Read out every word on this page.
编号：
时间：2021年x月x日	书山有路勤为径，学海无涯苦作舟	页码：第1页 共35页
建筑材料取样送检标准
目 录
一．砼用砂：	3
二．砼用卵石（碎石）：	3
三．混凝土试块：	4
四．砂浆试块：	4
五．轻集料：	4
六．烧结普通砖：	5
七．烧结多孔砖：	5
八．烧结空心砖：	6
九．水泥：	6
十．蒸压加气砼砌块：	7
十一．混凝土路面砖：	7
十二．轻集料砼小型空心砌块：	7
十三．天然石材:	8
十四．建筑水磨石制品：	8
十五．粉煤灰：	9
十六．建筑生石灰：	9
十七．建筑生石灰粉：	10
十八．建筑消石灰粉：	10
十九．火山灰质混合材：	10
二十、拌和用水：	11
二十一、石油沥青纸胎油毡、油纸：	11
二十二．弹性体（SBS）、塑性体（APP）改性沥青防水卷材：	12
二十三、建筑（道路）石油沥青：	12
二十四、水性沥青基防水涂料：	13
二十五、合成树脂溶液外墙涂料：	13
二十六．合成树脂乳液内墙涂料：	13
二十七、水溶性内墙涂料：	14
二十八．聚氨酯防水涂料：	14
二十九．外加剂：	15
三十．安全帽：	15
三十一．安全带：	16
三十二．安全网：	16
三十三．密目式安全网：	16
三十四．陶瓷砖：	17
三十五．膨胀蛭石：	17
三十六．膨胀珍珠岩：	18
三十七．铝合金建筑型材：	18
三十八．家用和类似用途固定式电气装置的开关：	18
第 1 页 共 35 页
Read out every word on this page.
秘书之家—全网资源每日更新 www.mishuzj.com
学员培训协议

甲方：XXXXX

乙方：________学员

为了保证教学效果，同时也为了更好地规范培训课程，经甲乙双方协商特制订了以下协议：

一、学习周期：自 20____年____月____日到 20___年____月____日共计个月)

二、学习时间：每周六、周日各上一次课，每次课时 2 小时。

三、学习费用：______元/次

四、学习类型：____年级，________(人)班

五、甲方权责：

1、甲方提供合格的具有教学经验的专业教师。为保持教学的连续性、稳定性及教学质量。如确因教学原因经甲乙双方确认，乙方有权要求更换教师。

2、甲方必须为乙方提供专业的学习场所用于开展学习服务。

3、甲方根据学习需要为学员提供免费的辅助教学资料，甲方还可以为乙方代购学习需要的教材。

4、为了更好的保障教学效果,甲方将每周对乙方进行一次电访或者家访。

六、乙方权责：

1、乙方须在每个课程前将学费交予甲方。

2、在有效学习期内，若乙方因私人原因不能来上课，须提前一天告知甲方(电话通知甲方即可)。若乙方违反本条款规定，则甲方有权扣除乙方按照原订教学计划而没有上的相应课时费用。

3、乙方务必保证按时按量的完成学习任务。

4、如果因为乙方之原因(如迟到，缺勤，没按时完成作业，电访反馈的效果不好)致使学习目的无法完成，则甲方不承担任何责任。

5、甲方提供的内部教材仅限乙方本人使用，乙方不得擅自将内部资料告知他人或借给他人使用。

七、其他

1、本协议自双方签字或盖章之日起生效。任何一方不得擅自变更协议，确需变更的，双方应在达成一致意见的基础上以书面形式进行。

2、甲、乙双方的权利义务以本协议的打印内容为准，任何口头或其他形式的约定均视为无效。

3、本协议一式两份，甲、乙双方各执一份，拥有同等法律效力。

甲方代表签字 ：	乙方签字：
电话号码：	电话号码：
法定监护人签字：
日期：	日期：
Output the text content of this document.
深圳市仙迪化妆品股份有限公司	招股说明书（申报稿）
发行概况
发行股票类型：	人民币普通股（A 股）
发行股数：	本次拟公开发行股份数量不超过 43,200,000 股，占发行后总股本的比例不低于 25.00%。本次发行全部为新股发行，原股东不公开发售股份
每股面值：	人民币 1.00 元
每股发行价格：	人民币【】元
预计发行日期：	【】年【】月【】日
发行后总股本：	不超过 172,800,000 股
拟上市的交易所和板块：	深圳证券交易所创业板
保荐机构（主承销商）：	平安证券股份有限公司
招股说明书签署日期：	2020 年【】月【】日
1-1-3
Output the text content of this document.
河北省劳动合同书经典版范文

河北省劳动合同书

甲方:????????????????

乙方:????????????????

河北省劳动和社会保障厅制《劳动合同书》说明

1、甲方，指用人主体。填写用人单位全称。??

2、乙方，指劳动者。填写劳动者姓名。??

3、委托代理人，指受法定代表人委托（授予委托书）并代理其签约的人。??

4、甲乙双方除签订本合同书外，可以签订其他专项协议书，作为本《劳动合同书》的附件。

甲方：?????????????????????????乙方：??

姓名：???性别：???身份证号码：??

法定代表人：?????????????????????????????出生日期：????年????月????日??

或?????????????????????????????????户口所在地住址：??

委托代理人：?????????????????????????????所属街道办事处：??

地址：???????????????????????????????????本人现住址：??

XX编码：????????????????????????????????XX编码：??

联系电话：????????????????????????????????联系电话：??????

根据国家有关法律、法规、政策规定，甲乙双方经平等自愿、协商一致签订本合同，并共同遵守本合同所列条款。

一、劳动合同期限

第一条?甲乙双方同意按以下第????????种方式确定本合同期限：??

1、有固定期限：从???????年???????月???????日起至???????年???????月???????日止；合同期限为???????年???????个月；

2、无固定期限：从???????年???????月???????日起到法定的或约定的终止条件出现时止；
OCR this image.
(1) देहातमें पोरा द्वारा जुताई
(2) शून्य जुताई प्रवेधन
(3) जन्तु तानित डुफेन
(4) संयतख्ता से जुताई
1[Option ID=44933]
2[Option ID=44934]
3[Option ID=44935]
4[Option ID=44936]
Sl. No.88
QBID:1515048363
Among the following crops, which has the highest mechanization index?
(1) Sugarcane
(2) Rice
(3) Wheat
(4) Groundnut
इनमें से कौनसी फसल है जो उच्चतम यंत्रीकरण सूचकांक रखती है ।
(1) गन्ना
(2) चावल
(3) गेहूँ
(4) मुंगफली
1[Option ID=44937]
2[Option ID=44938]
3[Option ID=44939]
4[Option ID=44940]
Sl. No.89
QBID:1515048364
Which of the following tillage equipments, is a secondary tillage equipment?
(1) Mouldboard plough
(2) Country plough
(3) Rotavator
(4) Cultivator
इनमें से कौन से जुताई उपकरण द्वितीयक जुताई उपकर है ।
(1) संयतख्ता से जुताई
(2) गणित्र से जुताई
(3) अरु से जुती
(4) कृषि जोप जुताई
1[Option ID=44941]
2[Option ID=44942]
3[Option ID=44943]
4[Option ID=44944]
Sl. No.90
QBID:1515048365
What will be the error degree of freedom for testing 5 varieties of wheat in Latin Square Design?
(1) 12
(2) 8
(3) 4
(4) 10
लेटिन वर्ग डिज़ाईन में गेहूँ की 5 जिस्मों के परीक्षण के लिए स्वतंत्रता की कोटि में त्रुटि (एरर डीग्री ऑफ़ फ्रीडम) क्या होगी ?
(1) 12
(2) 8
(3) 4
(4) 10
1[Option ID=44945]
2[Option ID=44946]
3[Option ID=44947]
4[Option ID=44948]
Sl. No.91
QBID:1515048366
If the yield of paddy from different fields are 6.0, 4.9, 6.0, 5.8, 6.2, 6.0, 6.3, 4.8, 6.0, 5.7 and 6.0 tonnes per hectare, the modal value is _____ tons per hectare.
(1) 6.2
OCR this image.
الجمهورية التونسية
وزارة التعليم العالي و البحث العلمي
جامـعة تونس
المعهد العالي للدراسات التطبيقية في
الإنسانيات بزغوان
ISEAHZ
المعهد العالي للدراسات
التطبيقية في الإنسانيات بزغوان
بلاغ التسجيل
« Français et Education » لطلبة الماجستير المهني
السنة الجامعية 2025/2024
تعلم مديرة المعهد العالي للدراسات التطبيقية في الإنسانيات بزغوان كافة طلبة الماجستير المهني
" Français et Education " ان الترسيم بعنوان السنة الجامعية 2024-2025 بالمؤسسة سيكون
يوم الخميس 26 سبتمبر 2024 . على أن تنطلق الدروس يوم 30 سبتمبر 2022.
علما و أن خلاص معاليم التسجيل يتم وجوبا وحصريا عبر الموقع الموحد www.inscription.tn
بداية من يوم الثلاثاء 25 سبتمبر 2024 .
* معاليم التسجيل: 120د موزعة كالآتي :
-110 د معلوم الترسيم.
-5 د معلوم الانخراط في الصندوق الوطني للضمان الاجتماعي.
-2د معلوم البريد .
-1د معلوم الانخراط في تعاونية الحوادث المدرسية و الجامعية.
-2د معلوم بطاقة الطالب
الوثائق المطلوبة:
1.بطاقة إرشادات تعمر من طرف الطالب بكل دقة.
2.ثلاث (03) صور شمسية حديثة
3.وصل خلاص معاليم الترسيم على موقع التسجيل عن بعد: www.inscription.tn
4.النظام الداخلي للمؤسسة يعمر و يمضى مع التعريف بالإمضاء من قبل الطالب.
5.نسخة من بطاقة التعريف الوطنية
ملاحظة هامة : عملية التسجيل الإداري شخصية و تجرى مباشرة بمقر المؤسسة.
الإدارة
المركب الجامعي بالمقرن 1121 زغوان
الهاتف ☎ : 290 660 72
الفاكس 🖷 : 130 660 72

........

Challenge
In the listing above, find the lines holding the word "الطالب" and copy them.

Answer to this task
-2د معلوم بطاقة الطالب
1.بطاقة إرشادات تعمر من طرف الطالب بكل دقة.
4.النظام الداخلي للمؤسسة يعمر و يمضى مع التعريف بالإمضاء من قبل الطالب.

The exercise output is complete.